- ЗАДАНИЕ A:
Определите, соответствуют ли выбранному отрывку утверждения (i), (ii) и (iii). Для каждого дайте ответ «да» или «нет» и подтвердите его точной цитатой из отрывка.
(i) Письма Сергея Сергеевича печатал на пишущей машинке его брат.
(ii) Подписывая письма, Сергей Сергеевич оставался в постели.
(iii) Письма пересылались в Москву.
- ЗАДАНИЕ B:
Ответьте на вопросы по выбранному отрывку:
(i) Из-за чего Сергей Сергеевич не мог писать сам?
(ii) Что брат вкладывал ему в руку, когда нужно было подписать письмо?
(iii) Какую подпись Сергей Сергеевич выводил по памяти?

- ВЫБРАННЫЙ ОТРЫВОК:
Письма С. С. Четверикова

До самой смерти Сергея Сергеевича мы переписывались с ним регулярно. Из-за слепоты он не мог писать сам и диктовал письма брату, тот наловчился печатать их на пишущей машинке, используя сложенные в половинку листа страницы, иногда добавляя что-то от себя, и пересылал их ко мне в Москву В конце писем Сергей Сергеевич неизменно подписывался. Для этого он вставал с постели, усаживался за стол, брат вкладывал ему в руку вечное перо, ставил руку на нужное место, после чего Сергей Сергеевич по памяти выводил «С. Четвериков», а иногда даже приписывал одно или несколько слов, стараясь, чтобы слова не налезали друг на друга и чтобы строчки получались относительно ровными. Несмотря на невероятные боли, которыми подчас «награждали» его болезни, он всегда с надеждой ждал лучших времен и лучших событий.

- ПРЕДОСТАВЛЕННЫЕ МАТЕРИАЛЫ:
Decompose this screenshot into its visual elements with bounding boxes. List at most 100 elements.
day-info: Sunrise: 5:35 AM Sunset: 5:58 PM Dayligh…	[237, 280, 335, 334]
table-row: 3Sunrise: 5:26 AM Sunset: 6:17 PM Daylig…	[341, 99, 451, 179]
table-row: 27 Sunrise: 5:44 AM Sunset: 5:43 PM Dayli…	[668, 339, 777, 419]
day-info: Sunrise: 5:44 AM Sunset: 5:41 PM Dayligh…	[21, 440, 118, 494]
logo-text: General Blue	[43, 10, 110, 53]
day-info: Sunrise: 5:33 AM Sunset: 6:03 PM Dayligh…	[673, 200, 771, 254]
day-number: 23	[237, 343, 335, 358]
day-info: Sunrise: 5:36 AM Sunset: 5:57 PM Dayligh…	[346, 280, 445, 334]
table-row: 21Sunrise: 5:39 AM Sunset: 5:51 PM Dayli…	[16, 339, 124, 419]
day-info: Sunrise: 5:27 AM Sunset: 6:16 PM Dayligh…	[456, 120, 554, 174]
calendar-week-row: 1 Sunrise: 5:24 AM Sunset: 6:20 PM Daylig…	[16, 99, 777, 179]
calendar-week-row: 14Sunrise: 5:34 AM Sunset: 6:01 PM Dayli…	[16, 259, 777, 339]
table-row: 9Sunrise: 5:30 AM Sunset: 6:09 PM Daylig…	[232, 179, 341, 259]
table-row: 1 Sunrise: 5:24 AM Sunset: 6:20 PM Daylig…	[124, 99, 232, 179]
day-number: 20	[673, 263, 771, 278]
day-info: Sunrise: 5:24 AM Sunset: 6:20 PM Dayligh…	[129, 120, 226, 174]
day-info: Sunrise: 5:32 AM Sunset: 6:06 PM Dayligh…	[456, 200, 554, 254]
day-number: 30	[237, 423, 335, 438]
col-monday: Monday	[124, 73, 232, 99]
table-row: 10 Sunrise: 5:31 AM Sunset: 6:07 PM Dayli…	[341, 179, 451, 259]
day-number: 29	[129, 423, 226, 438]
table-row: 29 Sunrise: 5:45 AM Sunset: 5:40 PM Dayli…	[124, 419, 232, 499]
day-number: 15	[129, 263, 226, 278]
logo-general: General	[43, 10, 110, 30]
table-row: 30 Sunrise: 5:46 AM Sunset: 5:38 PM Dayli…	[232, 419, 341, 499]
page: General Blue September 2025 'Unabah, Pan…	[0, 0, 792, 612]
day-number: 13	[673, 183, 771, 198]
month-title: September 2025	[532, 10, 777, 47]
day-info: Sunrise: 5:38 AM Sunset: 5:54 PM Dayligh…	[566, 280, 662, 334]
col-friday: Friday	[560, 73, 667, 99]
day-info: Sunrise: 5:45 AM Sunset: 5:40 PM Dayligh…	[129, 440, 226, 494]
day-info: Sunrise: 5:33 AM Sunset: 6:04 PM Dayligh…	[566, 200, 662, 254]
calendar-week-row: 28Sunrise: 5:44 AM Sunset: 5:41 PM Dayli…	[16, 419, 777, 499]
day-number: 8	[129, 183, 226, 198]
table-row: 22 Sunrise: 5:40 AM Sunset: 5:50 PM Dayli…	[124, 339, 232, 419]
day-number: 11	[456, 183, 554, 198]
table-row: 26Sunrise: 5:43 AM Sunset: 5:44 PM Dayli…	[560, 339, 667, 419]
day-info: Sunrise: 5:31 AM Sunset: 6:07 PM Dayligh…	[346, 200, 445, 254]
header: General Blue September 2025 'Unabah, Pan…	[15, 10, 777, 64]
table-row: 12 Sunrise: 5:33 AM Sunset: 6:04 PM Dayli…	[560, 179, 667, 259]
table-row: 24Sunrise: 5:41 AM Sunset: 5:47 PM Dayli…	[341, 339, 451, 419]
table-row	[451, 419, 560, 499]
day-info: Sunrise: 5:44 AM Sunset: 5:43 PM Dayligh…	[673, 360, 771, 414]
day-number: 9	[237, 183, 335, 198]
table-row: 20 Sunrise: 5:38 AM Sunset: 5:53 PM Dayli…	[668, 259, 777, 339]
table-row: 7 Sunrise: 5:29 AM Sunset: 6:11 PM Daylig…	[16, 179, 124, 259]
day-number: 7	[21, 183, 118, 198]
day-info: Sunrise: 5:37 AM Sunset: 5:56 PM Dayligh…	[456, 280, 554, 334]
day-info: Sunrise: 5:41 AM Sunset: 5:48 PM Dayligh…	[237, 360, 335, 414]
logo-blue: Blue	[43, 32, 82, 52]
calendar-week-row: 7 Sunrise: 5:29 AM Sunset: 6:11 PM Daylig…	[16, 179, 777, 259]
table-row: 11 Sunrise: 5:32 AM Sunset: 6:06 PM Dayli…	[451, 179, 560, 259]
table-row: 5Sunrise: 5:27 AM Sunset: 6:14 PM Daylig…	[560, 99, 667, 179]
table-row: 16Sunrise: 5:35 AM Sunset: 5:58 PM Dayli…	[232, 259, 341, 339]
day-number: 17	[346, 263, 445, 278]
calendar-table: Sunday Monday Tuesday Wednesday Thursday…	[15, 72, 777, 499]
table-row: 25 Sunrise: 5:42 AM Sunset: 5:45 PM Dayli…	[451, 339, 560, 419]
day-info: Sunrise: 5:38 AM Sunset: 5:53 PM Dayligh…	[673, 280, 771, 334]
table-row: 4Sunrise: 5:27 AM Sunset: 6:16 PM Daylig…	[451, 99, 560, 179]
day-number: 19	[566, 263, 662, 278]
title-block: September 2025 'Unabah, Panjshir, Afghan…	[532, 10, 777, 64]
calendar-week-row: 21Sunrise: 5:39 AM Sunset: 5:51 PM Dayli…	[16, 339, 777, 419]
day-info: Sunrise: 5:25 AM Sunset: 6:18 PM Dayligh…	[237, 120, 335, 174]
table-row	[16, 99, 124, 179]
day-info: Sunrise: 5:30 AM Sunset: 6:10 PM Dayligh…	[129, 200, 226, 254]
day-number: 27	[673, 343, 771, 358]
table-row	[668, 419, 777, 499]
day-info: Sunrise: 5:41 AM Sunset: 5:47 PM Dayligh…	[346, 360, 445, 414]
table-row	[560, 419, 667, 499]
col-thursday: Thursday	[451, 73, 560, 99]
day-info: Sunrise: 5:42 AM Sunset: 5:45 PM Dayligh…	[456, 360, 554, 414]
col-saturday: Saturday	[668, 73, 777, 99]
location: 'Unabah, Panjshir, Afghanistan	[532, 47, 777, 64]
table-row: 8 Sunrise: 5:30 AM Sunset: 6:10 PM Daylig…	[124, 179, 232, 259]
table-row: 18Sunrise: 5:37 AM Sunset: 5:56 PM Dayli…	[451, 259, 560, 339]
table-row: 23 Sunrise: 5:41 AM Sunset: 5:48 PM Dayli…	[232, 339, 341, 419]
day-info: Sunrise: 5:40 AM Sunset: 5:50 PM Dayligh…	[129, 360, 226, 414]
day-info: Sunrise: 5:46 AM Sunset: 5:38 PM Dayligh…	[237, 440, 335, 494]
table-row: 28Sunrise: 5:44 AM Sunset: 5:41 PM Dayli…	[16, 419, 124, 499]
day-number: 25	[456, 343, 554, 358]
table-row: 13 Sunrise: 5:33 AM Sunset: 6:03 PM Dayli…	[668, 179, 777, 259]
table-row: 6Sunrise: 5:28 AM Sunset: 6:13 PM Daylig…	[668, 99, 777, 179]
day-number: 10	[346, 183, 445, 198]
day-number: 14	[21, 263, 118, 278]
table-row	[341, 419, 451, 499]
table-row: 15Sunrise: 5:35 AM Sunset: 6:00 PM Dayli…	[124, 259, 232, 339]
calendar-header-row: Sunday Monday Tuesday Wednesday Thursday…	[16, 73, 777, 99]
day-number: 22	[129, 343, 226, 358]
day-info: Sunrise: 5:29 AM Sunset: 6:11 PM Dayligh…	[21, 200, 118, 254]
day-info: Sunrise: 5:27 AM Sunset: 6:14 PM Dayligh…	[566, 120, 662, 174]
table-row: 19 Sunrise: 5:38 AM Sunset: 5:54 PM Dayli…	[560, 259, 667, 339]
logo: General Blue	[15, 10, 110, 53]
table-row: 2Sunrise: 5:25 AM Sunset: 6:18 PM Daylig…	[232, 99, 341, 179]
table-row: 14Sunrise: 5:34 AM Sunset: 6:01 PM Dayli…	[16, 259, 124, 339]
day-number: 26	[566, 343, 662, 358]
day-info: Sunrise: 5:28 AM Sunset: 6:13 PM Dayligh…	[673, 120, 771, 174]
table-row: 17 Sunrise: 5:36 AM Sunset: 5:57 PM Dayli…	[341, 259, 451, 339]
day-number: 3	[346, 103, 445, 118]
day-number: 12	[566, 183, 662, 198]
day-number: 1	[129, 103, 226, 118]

- РЕШЕНИЕ A:
(i) Да: «тот наловчился печатать их на пишущей машинке».
(ii) Нет: «он вставал с постели, усаживался за стол».
(iii) Да: «пересылал их ко мне в Москву».

- РЕШЕНИЕ B:
(i) Из-за слепоты.
(ii) Вечное перо.
(iii) «С. Четвериков».